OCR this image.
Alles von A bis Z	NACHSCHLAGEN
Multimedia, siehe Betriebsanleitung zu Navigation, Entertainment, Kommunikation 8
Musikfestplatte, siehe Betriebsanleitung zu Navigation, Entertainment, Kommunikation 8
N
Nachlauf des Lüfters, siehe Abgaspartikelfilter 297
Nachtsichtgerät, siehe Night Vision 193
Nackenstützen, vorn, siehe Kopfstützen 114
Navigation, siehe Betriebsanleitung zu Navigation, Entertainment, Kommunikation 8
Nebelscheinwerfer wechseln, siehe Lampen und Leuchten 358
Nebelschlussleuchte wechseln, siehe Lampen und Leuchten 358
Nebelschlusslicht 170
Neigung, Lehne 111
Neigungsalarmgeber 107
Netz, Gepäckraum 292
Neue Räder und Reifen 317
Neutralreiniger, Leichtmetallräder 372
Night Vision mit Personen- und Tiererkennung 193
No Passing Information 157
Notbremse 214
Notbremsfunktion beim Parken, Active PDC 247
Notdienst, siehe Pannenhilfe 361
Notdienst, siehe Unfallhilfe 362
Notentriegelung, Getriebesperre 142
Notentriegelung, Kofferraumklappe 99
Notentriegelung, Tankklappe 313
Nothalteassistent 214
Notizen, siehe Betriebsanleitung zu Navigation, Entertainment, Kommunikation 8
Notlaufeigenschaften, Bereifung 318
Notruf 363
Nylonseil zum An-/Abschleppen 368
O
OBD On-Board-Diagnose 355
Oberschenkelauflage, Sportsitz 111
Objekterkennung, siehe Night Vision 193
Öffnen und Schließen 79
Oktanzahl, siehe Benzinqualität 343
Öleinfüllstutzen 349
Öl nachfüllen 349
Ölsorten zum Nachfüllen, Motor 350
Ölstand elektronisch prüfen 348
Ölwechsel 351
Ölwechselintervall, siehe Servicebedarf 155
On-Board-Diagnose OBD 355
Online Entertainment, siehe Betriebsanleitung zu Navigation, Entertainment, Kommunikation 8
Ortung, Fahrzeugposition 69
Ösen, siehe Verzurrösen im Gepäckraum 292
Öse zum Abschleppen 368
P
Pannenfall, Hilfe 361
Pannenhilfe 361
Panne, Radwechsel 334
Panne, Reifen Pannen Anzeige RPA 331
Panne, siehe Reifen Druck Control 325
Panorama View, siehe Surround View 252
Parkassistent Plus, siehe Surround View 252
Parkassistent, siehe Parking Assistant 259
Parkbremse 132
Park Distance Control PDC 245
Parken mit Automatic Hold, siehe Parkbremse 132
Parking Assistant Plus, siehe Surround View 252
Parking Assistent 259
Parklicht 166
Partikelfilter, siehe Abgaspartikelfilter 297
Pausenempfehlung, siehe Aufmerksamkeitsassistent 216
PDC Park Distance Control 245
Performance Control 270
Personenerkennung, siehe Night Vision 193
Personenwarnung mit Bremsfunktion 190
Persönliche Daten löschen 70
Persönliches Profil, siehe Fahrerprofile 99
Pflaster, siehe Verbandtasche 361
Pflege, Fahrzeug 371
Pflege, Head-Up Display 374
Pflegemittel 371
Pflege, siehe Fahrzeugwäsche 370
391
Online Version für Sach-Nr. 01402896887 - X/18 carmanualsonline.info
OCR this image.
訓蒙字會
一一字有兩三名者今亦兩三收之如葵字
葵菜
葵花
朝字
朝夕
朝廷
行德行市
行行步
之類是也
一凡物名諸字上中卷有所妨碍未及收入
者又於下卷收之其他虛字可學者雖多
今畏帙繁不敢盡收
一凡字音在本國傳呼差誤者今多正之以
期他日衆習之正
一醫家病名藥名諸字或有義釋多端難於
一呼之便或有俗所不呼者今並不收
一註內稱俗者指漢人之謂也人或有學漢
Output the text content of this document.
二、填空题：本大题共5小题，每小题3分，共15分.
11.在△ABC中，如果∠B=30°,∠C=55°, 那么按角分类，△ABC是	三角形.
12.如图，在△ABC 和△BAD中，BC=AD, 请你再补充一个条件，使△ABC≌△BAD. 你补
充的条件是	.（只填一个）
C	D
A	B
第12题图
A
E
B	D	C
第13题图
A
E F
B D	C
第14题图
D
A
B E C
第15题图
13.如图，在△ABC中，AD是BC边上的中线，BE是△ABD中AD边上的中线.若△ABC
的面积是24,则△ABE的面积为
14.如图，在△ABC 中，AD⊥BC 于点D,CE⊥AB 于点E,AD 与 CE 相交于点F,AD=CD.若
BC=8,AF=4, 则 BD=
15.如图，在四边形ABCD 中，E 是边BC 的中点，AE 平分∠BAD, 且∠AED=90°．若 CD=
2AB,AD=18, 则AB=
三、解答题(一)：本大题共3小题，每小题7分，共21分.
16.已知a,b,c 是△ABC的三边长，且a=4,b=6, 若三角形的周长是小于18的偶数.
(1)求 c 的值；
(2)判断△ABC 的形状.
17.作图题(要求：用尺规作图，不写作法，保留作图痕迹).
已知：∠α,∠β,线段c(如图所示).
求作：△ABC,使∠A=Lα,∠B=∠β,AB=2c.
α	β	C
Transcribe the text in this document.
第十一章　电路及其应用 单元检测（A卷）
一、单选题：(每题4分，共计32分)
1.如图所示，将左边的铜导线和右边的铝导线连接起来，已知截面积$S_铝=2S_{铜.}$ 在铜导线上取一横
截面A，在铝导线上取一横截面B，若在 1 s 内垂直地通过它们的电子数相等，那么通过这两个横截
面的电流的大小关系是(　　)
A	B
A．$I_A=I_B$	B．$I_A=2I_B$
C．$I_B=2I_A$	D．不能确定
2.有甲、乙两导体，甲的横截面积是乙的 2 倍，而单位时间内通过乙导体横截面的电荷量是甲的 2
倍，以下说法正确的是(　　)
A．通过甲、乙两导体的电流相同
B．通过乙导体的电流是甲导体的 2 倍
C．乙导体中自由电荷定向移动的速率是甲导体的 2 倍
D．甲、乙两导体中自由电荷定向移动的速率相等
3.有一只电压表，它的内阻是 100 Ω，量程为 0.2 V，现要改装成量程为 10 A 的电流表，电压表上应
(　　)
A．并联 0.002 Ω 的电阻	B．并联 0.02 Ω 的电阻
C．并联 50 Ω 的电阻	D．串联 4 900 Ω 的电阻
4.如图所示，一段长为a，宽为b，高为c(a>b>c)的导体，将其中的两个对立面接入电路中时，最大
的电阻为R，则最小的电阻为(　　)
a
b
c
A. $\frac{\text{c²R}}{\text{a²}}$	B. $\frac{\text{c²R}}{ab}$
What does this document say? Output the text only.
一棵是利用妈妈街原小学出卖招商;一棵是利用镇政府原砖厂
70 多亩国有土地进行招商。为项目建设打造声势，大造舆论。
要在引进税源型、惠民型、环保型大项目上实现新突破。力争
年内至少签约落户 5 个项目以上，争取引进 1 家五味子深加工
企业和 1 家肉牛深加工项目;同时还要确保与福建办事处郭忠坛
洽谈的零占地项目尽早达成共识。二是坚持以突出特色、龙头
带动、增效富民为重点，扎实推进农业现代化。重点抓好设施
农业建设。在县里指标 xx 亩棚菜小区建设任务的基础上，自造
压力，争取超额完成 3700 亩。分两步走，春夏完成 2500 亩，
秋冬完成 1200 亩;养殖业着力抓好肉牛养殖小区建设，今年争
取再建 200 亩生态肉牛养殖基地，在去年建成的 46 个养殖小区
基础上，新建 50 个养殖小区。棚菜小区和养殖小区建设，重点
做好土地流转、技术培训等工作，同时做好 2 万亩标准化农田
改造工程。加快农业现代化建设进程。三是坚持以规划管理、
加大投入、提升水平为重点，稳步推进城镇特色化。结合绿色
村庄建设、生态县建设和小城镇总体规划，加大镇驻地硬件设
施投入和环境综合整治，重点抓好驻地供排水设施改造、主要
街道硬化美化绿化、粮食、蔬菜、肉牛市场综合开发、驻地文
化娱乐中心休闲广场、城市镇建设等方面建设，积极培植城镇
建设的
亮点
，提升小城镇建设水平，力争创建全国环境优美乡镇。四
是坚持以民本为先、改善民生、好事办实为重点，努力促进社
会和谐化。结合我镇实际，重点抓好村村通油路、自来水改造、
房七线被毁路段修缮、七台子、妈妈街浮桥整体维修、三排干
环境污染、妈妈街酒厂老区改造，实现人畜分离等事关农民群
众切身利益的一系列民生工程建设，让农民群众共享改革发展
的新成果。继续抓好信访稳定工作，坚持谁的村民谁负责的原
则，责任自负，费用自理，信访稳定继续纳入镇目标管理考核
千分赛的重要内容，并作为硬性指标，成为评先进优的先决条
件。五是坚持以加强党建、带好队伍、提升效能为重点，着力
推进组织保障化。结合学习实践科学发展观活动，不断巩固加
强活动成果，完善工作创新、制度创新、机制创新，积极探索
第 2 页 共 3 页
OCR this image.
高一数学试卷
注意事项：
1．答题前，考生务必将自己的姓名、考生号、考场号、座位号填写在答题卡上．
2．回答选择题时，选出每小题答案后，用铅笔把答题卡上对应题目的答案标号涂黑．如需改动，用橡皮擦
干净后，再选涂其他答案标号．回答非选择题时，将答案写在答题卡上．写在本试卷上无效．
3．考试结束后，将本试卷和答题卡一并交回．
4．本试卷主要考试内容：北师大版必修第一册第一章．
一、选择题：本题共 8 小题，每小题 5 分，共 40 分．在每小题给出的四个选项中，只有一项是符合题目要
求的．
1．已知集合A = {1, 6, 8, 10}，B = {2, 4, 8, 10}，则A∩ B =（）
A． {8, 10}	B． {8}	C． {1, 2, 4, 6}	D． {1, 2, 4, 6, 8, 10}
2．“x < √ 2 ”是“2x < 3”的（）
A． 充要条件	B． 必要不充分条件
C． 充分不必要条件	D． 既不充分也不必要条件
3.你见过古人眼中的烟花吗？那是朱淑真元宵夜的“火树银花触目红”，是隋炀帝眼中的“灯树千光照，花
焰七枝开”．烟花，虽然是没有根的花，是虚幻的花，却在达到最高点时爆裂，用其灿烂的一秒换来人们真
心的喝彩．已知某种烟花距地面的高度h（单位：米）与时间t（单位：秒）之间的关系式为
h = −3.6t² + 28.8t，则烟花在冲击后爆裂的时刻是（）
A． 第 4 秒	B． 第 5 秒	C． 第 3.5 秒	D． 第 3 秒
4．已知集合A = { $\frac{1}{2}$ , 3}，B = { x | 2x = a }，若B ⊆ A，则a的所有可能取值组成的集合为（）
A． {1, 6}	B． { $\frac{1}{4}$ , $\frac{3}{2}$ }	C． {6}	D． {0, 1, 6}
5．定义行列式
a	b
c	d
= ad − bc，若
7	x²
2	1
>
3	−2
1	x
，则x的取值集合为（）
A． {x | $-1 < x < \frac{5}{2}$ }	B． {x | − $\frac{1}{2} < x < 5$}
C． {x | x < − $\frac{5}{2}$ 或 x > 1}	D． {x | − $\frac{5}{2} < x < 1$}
---+---
# Problem to solve:
Establish how many lines of the records contain the string "Assistant" and state that number without elaboration.

# Exercise response:
2